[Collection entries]
------

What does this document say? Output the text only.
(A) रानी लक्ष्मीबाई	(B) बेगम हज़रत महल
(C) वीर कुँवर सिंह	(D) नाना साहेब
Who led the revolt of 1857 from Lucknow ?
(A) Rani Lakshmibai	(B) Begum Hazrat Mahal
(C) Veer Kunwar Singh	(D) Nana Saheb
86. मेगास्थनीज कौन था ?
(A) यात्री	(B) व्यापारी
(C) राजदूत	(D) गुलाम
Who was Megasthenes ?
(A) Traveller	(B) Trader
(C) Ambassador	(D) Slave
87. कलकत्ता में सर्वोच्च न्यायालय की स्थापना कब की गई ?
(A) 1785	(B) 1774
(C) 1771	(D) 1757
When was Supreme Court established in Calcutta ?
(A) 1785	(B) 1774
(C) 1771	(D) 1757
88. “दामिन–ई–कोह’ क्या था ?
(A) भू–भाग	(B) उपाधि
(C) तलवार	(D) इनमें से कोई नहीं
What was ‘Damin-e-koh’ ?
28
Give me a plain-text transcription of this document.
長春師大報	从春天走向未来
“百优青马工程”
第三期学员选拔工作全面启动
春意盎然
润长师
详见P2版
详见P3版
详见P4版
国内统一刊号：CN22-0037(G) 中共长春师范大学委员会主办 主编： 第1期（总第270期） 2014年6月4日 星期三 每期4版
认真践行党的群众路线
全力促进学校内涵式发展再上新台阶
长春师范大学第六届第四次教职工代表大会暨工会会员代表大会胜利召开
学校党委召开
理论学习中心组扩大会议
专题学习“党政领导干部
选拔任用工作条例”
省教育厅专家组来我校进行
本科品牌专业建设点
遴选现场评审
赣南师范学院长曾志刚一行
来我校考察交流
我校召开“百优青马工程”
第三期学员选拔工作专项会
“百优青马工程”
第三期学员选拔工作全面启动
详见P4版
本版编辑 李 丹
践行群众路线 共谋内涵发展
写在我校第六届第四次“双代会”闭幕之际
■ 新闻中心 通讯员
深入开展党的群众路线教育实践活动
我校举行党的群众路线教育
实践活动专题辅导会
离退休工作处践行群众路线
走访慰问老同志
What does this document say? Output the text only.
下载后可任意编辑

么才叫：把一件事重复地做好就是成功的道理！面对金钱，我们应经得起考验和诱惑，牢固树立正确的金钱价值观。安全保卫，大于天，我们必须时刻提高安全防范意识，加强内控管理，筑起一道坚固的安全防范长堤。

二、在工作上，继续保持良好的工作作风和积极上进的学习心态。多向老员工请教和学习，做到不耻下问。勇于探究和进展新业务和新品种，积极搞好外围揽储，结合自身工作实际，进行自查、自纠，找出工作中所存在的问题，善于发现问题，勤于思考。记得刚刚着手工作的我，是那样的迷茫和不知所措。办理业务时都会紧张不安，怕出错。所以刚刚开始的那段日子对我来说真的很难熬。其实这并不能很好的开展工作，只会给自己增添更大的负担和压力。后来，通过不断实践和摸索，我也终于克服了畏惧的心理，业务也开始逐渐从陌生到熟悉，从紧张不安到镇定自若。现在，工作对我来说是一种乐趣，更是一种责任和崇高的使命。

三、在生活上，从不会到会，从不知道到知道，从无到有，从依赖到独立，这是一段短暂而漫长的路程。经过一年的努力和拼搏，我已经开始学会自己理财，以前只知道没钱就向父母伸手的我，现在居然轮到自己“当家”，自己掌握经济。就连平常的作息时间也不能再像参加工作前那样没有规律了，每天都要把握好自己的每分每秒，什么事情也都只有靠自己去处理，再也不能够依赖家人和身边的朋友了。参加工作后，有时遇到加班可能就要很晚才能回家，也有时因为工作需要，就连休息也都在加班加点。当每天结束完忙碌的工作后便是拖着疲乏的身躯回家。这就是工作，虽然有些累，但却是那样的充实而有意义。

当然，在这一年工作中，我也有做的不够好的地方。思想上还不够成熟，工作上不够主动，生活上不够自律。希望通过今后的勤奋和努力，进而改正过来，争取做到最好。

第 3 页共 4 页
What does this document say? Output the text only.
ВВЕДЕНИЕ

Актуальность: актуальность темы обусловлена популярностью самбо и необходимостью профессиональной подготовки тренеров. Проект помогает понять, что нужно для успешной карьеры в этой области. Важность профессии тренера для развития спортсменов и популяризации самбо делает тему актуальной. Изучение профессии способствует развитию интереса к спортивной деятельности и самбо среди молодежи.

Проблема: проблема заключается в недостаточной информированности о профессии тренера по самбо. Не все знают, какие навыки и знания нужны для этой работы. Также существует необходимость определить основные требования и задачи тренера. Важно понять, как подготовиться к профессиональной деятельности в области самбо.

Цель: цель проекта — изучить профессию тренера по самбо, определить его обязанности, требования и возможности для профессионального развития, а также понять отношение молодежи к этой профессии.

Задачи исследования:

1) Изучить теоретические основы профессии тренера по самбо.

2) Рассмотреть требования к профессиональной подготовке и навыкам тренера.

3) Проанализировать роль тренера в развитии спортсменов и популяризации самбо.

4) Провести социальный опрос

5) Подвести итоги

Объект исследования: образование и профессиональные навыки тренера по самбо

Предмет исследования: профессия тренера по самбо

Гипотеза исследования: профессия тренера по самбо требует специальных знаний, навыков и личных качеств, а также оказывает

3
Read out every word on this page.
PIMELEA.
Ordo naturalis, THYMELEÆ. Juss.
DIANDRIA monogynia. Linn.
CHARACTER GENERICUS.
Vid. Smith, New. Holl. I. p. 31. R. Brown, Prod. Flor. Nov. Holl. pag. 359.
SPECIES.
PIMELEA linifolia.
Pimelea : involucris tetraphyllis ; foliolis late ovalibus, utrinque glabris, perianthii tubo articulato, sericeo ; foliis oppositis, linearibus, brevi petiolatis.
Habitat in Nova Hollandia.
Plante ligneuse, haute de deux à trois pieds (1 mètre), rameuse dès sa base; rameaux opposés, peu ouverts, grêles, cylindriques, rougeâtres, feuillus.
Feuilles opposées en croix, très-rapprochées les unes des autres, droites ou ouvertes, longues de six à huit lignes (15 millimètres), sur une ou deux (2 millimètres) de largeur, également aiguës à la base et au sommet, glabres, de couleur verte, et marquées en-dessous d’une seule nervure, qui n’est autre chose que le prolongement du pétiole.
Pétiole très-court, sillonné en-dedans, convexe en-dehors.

------

**Problem details**
How many lines in the listing above contain "très"? Answer with the number alone.

**Solved problem**
2